## [PROBLEM TO SOLVE]
Restate the full set of records exactly, without adding or dropping a word.

Data entries:

____

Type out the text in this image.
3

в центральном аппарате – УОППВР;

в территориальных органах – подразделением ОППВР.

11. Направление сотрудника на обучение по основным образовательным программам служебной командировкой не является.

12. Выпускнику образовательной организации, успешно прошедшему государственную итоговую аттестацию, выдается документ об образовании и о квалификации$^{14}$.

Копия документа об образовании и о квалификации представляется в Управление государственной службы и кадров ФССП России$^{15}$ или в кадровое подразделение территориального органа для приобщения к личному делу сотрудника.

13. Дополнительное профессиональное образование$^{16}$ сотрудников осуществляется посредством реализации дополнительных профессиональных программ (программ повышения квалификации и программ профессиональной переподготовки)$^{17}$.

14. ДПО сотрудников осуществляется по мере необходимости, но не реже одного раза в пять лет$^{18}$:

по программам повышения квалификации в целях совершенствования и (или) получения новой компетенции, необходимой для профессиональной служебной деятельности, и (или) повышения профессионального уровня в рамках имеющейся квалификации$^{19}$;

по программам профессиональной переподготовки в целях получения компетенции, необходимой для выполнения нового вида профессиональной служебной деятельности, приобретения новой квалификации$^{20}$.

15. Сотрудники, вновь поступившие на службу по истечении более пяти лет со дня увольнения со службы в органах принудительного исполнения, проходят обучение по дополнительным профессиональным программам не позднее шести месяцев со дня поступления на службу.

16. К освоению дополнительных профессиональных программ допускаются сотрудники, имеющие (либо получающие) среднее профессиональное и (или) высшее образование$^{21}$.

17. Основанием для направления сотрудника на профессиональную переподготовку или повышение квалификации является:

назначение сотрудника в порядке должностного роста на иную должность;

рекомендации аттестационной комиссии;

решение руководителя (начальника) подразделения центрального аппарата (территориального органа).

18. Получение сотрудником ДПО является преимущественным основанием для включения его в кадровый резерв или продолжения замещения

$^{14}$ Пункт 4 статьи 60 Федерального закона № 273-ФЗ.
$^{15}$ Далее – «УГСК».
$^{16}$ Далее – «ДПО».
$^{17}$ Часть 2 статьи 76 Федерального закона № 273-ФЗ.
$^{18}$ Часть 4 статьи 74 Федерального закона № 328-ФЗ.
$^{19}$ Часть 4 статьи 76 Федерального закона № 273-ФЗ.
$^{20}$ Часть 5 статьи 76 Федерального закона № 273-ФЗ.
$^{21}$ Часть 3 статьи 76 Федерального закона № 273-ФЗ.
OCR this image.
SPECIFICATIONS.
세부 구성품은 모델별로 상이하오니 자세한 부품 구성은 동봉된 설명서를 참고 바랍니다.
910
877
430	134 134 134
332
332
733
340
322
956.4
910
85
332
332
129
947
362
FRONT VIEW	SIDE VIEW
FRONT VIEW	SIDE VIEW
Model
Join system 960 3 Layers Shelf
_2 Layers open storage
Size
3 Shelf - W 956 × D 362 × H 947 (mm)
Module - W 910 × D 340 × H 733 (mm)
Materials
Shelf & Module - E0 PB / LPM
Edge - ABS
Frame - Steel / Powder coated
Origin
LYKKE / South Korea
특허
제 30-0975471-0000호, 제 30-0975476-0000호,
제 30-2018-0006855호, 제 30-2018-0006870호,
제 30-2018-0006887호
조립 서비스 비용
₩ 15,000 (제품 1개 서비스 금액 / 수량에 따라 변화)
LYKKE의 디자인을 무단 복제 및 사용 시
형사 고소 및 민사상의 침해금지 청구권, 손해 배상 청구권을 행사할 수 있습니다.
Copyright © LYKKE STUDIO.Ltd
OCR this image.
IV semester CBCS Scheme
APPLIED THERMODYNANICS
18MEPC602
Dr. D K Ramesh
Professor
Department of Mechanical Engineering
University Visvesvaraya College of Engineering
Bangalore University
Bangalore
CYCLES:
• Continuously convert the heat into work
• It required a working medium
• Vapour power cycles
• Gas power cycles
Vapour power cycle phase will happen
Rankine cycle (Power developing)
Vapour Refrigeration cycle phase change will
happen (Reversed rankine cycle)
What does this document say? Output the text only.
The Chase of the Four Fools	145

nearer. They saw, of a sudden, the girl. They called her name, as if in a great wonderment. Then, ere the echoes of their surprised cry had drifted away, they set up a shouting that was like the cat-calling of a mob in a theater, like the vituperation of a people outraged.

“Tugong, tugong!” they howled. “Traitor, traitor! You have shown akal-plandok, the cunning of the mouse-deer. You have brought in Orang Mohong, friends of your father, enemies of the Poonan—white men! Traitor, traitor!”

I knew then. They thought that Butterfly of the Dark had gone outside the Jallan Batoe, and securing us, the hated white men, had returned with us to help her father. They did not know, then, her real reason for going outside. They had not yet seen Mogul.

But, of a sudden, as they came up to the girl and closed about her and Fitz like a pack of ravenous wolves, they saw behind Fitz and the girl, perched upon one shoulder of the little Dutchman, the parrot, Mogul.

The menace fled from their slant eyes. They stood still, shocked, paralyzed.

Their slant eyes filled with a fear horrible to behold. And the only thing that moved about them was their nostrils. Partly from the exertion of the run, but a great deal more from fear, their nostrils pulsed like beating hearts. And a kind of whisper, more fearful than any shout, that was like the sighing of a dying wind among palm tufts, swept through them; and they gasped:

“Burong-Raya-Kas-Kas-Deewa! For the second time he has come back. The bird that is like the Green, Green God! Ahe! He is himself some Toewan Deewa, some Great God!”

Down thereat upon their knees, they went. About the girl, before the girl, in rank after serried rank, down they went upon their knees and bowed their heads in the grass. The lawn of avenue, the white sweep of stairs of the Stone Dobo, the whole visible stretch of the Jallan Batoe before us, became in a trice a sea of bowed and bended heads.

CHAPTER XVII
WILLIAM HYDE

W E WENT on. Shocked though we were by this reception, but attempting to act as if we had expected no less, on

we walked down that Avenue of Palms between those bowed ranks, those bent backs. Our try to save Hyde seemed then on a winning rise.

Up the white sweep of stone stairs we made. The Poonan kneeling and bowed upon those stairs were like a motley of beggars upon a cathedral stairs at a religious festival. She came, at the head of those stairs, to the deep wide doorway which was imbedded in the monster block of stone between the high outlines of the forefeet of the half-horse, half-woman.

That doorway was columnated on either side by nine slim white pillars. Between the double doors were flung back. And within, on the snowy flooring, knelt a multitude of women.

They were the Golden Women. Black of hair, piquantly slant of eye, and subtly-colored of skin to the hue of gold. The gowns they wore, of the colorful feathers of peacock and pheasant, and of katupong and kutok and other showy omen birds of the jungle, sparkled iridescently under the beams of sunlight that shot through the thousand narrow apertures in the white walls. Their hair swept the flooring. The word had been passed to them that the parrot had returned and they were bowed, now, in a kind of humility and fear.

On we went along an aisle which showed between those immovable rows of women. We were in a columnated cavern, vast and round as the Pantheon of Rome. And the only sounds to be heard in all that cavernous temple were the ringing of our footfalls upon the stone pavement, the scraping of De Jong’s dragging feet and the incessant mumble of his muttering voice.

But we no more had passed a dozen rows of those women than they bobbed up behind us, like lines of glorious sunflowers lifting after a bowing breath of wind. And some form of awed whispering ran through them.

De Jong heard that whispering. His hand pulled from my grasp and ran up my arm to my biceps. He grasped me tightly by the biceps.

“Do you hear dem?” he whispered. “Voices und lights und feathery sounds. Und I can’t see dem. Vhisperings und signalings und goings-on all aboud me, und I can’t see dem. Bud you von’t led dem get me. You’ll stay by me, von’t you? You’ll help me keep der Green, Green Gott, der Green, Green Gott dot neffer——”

____

## [ANSWER TO THIS TASK]
Type out the text in this image.
3

в центральном аппарате – УОППВР;

в территориальных органах – подразделением ОППВР.

11. Направление сотрудника на обучение по основным образовательным программам служебной командировкой не является.

12. Выпускнику образовательной организации, успешно прошедшему государственную итоговую аттестацию, выдается документ об образовании и о квалификации$^{14}$.

Копия документа об образовании и о квалификации представляется в Управление государственной службы и кадров ФССП России$^{15}$ или в кадровое подразделение территориального органа для приобщения к личному делу сотрудника.

13. Дополнительное профессиональное образование$^{16}$ сотрудников осуществляется посредством реализации дополнительных профессиональных программ (программ повышения квалификации и программ профессиональной переподготовки)$^{17}$.

14. ДПО сотрудников осуществляется по мере необходимости, но не реже одного раза в пять лет$^{18}$:

по программам повышения квалификации в целях совершенствования и (или) получения новой компетенции, необходимой для профессиональной служебной деятельности, и (или) повышения профессионального уровня в рамках имеющейся квалификации$^{19}$;

по программам профессиональной переподготовки в целях получения компетенции, необходимой для выполнения нового вида профессиональной служебной деятельности, приобретения новой квалификации$^{20}$.

15. Сотрудники, вновь поступившие на службу по истечении более пяти лет со дня увольнения со службы в органах принудительного исполнения, проходят обучение по дополнительным профессиональным программам не позднее шести месяцев со дня поступления на службу.

16. К освоению дополнительных профессиональных программ допускаются сотрудники, имеющие (либо получающие) среднее профессиональное и (или) высшее образование$^{21}$.

17. Основанием для направления сотрудника на профессиональную переподготовку или повышение квалификации является:

назначение сотрудника в порядке должностного роста на иную должность;

рекомендации аттестационной комиссии;

решение руководителя (начальника) подразделения центрального аппарата (территориального органа).

18. Получение сотрудником ДПО является преимущественным основанием для включения его в кадровый резерв или продолжения замещения

$^{14}$ Пункт 4 статьи 60 Федерального закона № 273-ФЗ.
$^{15}$ Далее – «УГСК».
$^{16}$ Далее – «ДПО».
$^{17}$ Часть 2 статьи 76 Федерального закона № 273-ФЗ.
$^{18}$ Часть 4 статьи 74 Федерального закона № 328-ФЗ.
$^{19}$ Часть 4 статьи 76 Федерального закона № 273-ФЗ.
$^{20}$ Часть 5 статьи 76 Федерального закона № 273-ФЗ.
$^{21}$ Часть 3 статьи 76 Федерального закона № 273-ФЗ.
OCR this image.
SPECIFICATIONS.
세부 구성품은 모델별로 상이하오니 자세한 부품 구성은 동봉된 설명서를 참고 바랍니다.
910
877
430	134 134 134
332
332
733
340
322
956.4
910
85
332
332
129
947
362
FRONT VIEW	SIDE VIEW
FRONT VIEW	SIDE VIEW
Model
Join system 960 3 Layers Shelf
_2 Layers open storage
Size
3 Shelf - W 956 × D 362 × H 947 (mm)
Module - W 910 × D 340 × H 733 (mm)
Materials
Shelf & Module - E0 PB / LPM
Edge - ABS
Frame - Steel / Powder coated
Origin
LYKKE / South Korea
특허
제 30-0975471-0000호, 제 30-0975476-0000호,
제 30-2018-0006855호, 제 30-2018-0006870호,
제 30-2018-0006887호
조립 서비스 비용
₩ 15,000 (제품 1개 서비스 금액 / 수량에 따라 변화)
LYKKE의 디자인을 무단 복제 및 사용 시
형사 고소 및 민사상의 침해금지 청구권, 손해 배상 청구권을 행사할 수 있습니다.
Copyright © LYKKE STUDIO.Ltd
OCR this image.
IV semester CBCS Scheme
APPLIED THERMODYNANICS
18MEPC602
Dr. D K Ramesh
Professor
Department of Mechanical Engineering
University Visvesvaraya College of Engineering
Bangalore University
Bangalore
CYCLES:
• Continuously convert the heat into work
• It required a working medium
• Vapour power cycles
• Gas power cycles
Vapour power cycle phase will happen
Rankine cycle (Power developing)
Vapour Refrigeration cycle phase change will
happen (Reversed rankine cycle)
What does this document say? Output the text only.
The Chase of the Four Fools	145

nearer. They saw, of a sudden, the girl. They called her name, as if in a great wonderment. Then, ere the echoes of their surprised cry had drifted away, they set up a shouting that was like the cat-calling of a mob in a theater, like the vituperation of a people outraged.

“Tugong, tugong!” they howled. “Traitor, traitor! You have shown akal-plandok, the cunning of the mouse-deer. You have brought in Orang Mohong, friends of your father, enemies of the Poonan—white men! Traitor, traitor!”

I knew then. They thought that Butterfly of the Dark had gone outside the Jallan Batoe, and securing us, the hated white men, had returned with us to help her father. They did not know, then, her real reason for going outside. They had not yet seen Mogul.

But, of a sudden, as they came up to the girl and closed about her and Fitz like a pack of ravenous wolves, they saw behind Fitz and the girl, perched upon one shoulder of the little Dutchman, the parrot, Mogul.

The menace fled from their slant eyes. They stood still, shocked, paralyzed.

Their slant eyes filled with a fear horrible to behold. And the only thing that moved about them was their nostrils. Partly from the exertion of the run, but a great deal more from fear, their nostrils pulsed like beating hearts. And a kind of whisper, more fearful than any shout, that was like the sighing of a dying wind among palm tufts, swept through them; and they gasped:

“Burong-Raya-Kas-Kas-Deewa! For the second time he has come back. The bird that is like the Green, Green God! Ahe! He is himself some Toewan Deewa, some Great God!”

Down thereat upon their knees, they went. About the girl, before the girl, in rank after serried rank, down they went upon their knees and bowed their heads in the grass. The lawn of avenue, the white sweep of stairs of the Stone Dobo, the whole visible stretch of the Jallan Batoe before us, became in a trice a sea of bowed and bended heads.

CHAPTER XVII
WILLIAM HYDE

W E WENT on. Shocked though we were by this reception, but attempting to act as if we had expected no less, on

we walked down that Avenue of Palms between those bowed ranks, those bent backs. Our try to save Hyde seemed then on a winning rise.

Up the white sweep of stone stairs we made. The Poonan kneeling and bowed upon those stairs were like a motley of beggars upon a cathedral stairs at a religious festival. She came, at the head of those stairs, to the deep wide doorway which was imbedded in the monster block of stone between the high outlines of the forefeet of the half-horse, half-woman.

That doorway was columnated on either side by nine slim white pillars. Between the double doors were flung back. And within, on the snowy flooring, knelt a multitude of women.

They were the Golden Women. Black of hair, piquantly slant of eye, and subtly-colored of skin to the hue of gold. The gowns they wore, of the colorful feathers of peacock and pheasant, and of katupong and kutok and other showy omen birds of the jungle, sparkled iridescently under the beams of sunlight that shot through the thousand narrow apertures in the white walls. Their hair swept the flooring. The word had been passed to them that the parrot had returned and they were bowed, now, in a kind of humility and fear.

On we went along an aisle which showed between those immovable rows of women. We were in a columnated cavern, vast and round as the Pantheon of Rome. And the only sounds to be heard in all that cavernous temple were the ringing of our footfalls upon the stone pavement, the scraping of De Jong’s dragging feet and the incessant mumble of his muttering voice.

But we no more had passed a dozen rows of those women than they bobbed up behind us, like lines of glorious sunflowers lifting after a bowing breath of wind. And some form of awed whispering ran through them.

De Jong heard that whispering. His hand pulled from my grasp and ran up my arm to my biceps. He grasped me tightly by the biceps.

“Do you hear dem?” he whispered. “Voices und lights und feathery sounds. Und I can’t see dem. Vhisperings und signalings und goings-on all aboud me, und I can’t see dem. Bud you von’t led dem get me. You’ll stay by me, von’t you? You’ll help me keep der Green, Green Gott, der Green, Green Gott dot neffer——”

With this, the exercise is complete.